> Task brief:
A word-for-word copy of the records below is needed, without the images.

(Entries from a visual dataset)
*** Block opens ***

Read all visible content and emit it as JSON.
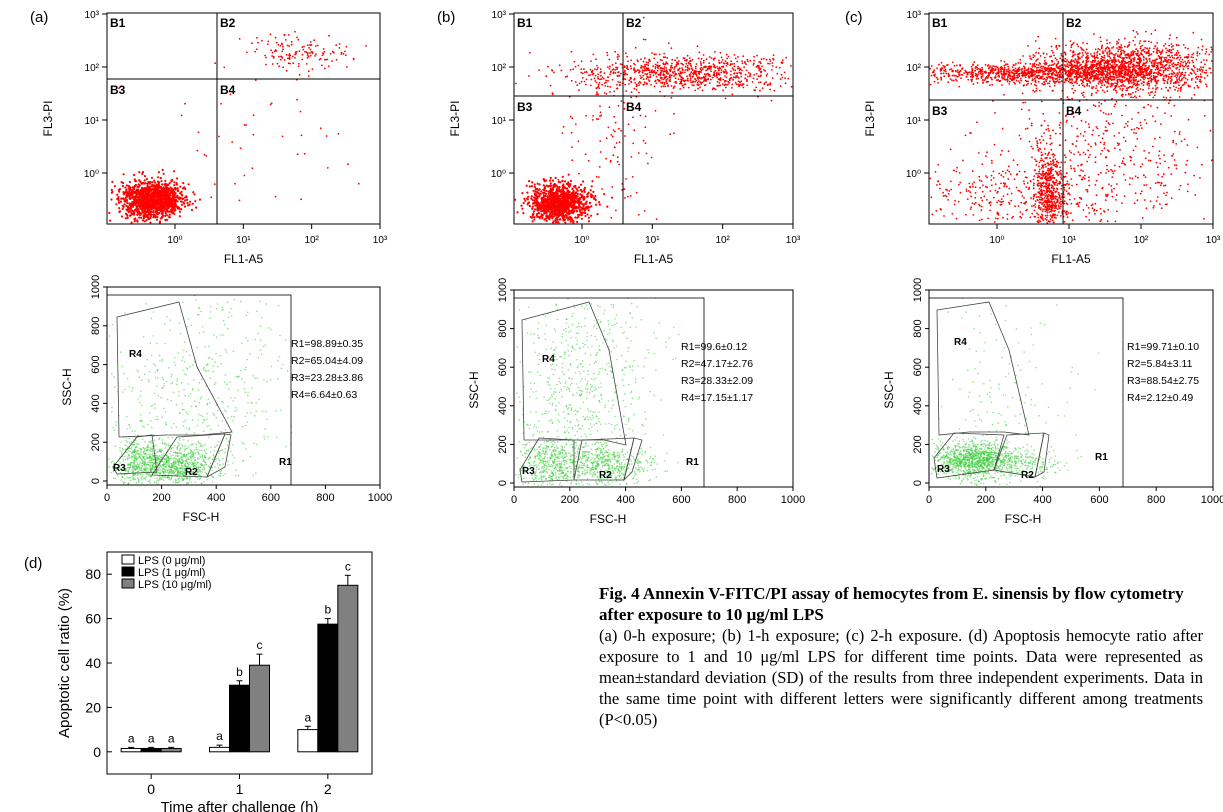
{
  "panel_labels": [
    "(a)",
    "(b)",
    "(c)",
    "(d)"
  ],
  "flow": {
    "x_label": "FL1-A5",
    "y_label": "FL3-PI",
    "x_ticks": [
      "10⁰",
      "10¹",
      "10²",
      "10³"
    ],
    "y_ticks": [
      "10⁰",
      "10¹",
      "10²",
      "10³"
    ],
    "quadrants": [
      "B1",
      "B2",
      "B3",
      "B4"
    ]
  },
  "scatter": {
    "x_label": "FSC-H",
    "y_label": "SSC-H",
    "x_ticks": [
      "0",
      "200",
      "400",
      "600",
      "800",
      "1000"
    ],
    "y_ticks": [
      "0",
      "200",
      "400",
      "600",
      "800",
      "1000"
    ],
    "regions": [
      "R1",
      "R2",
      "R3",
      "R4"
    ],
    "stats": [
      [
        "R1=98.89±0.35",
        "R2=65.04±4.09",
        "R3=23.28±3.86",
        "R4=6.64±0.63"
      ],
      [
        "R1=99.6±0.12",
        "R2=47.17±2.76",
        "R3=28.33±2.09",
        "R4=17.15±1.17"
      ],
      [
        "R1=99.71±0.10",
        "R2=5.84±3.11",
        "R3=88.54±2.75",
        "R4=2.12±0.49"
      ]
    ]
  },
  "chart_data": {
    "type": "bar",
    "categories": [
      "0",
      "1",
      "2"
    ],
    "series": [
      {
        "name": "LPS (0 μg/ml)",
        "values": [
          1.5,
          2,
          10
        ],
        "errors": [
          0.5,
          1,
          1.5
        ],
        "letters": [
          "a",
          "a",
          "a"
        ],
        "color": "#ffffff"
      },
      {
        "name": "LPS (1 μg/ml)",
        "values": [
          1.5,
          30,
          57.5
        ],
        "errors": [
          0.5,
          2,
          2.5
        ],
        "letters": [
          "a",
          "b",
          "b"
        ],
        "color": "#000000"
      },
      {
        "name": "LPS (10 μg/ml)",
        "values": [
          1.5,
          39,
          75
        ],
        "errors": [
          0.5,
          5,
          4.5
        ],
        "letters": [
          "a",
          "c",
          "c"
        ],
        "color": "#808080"
      }
    ],
    "xlabel": "Time after challenge (h)",
    "ylabel": "Apoptotic cell ratio (%)",
    "yticks": [
      "0",
      "20",
      "40",
      "60",
      "80"
    ],
    "ylim": [
      -10,
      90
    ],
    "legend": "top-left"
  },
  "caption": {
    "title": "Fig. 4  Annexin V-FITC/PI assay of hemocytes from E. sinensis by flow cytometry after exposure to 10 μg/ml LPS",
    "body": "(a) 0-h exposure; (b) 1-h exposure; (c) 2-h exposure. (d) Apoptosis hemocyte ratio after exposure to 1 and 10 μg/ml LPS for different time points. Data were represented as mean±standard deviation (SD) of the results from three independent experiments. Data in the same time point with different letters were significantly different among treatments (P<0.05)"
  },
  "colors": {
    "flow_dots": "#ff0000",
    "scatter_dots": "#33cc33"
  }
}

*** Block closes ***

> Answer to this problem:
Read all visible content and emit it as JSON.
{
  "panel_labels": [
    "(a)",
    "(b)",
    "(c)",
    "(d)"
  ],
  "flow": {
    "x_label": "FL1-A5",
    "y_label": "FL3-PI",
    "x_ticks": [
      "10⁰",
      "10¹",
      "10²",
      "10³"
    ],
    "y_ticks": [
      "10⁰",
      "10¹",
      "10²",
      "10³"
    ],
    "quadrants": [
      "B1",
      "B2",
      "B3",
      "B4"
    ]
  },
  "scatter": {
    "x_label": "FSC-H",
    "y_label": "SSC-H",
    "x_ticks": [
      "0",
      "200",
      "400",
      "600",
      "800",
      "1000"
    ],
    "y_ticks": [
      "0",
      "200",
      "400",
      "600",
      "800",
      "1000"
    ],
    "regions": [
      "R1",
      "R2",
      "R3",
      "R4"
    ],
    "stats": [
      [
        "R1=98.89±0.35",
        "R2=65.04±4.09",
        "R3=23.28±3.86",
        "R4=6.64±0.63"
      ],
      [
        "R1=99.6±0.12",
        "R2=47.17±2.76",
        "R3=28.33±2.09",
        "R4=17.15±1.17"
      ],
      [
        "R1=99.71±0.10",
        "R2=5.84±3.11",
        "R3=88.54±2.75",
        "R4=2.12±0.49"
      ]
    ]
  },
  "chart_data": {
    "type": "bar",
    "categories": [
      "0",
      "1",
      "2"
    ],
    "series": [
      {
        "name": "LPS (0 μg/ml)",
        "values": [
          1.5,
          2,
          10
        ],
        "errors": [
          0.5,
          1,
          1.5
        ],
        "letters": [
          "a",
          "a",
          "a"
        ],
        "color": "#ffffff"
      },
      {
        "name": "LPS (1 μg/ml)",
        "values": [
          1.5,
          30,
          57.5
        ],
        "errors": [
          0.5,
          2,
          2.5
        ],
        "letters": [
          "a",
          "b",
          "b"
        ],
        "color": "#000000"
      },
      {
        "name": "LPS (10 μg/ml)",
        "values": [
          1.5,
          39,
          75
        ],
        "errors": [
          0.5,
          5,
          4.5
        ],
        "letters": [
          "a",
          "c",
          "c"
        ],
        "color": "#808080"
      }
    ],
    "xlabel": "Time after challenge (h)",
    "ylabel": "Apoptotic cell ratio (%)",
    "yticks": [
      "0",
      "20",
      "40",
      "60",
      "80"
    ],
    "ylim": [
      -10,
      90
    ],
    "legend": "top-left"
  },
  "caption": {
    "title": "Fig. 4  Annexin V-FITC/PI assay of hemocytes from E. sinensis by flow cytometry after exposure to 10 μg/ml LPS",
    "body": "(a) 0-h exposure; (b) 1-h exposure; (c) 2-h exposure. (d) Apoptosis hemocyte ratio after exposure to 1 and 10 μg/ml LPS for different time points. Data were represented as mean±standard deviation (SD) of the results from three independent experiments. Data in the same time point with different letters were significantly different among treatments (P<0.05)"
  },
  "colors": {
    "flow_dots": "#ff0000",
    "scatter_dots": "#33cc33"
  }
}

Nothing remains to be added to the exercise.